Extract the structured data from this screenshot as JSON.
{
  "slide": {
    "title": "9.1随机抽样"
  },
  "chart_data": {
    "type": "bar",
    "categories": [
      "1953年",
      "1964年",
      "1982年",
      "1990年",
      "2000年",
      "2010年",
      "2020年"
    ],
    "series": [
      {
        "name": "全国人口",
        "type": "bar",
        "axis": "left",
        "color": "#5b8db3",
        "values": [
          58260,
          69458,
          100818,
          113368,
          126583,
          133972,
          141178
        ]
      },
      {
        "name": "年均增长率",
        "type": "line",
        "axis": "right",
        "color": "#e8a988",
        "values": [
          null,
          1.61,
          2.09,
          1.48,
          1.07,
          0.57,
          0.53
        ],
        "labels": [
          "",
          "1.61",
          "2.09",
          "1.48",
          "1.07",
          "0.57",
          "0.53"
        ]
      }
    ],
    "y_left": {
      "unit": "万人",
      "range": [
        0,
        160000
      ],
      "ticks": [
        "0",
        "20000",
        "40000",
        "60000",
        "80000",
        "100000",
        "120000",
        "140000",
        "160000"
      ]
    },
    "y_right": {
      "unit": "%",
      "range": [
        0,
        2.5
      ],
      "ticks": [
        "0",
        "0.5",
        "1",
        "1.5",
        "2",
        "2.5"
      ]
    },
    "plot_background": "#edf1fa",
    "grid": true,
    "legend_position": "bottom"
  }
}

- Requirements
Take the lines above and print them exactly.

- Result
Extract the structured data from this screenshot as JSON.
{
  "slide": {
    "title": "9.1随机抽样"
  },
  "chart_data": {
    "type": "bar",
    "categories": [
      "1953年",
      "1964年",
      "1982年",
      "1990年",
      "2000年",
      "2010年",
      "2020年"
    ],
    "series": [
      {
        "name": "全国人口",
        "type": "bar",
        "axis": "left",
        "color": "#5b8db3",
        "values": [
          58260,
          69458,
          100818,
          113368,
          126583,
          133972,
          141178
        ]
      },
      {
        "name": "年均增长率",
        "type": "line",
        "axis": "right",
        "color": "#e8a988",
        "values": [
          null,
          1.61,
          2.09,
          1.48,
          1.07,
          0.57,
          0.53
        ],
        "labels": [
          "",
          "1.61",
          "2.09",
          "1.48",
          "1.07",
          "0.57",
          "0.53"
        ]
      }
    ],
    "y_left": {
      "unit": "万人",
      "range": [
        0,
        160000
      ],
      "ticks": [
        "0",
        "20000",
        "40000",
        "60000",
        "80000",
        "100000",
        "120000",
        "140000",
        "160000"
      ]
    },
    "y_right": {
      "unit": "%",
      "range": [
        0,
        2.5
      ],
      "ticks": [
        "0",
        "0.5",
        "1",
        "1.5",
        "2",
        "2.5"
      ]
    },
    "plot_background": "#edf1fa",
    "grid": true,
    "legend_position": "bottom"
  }
}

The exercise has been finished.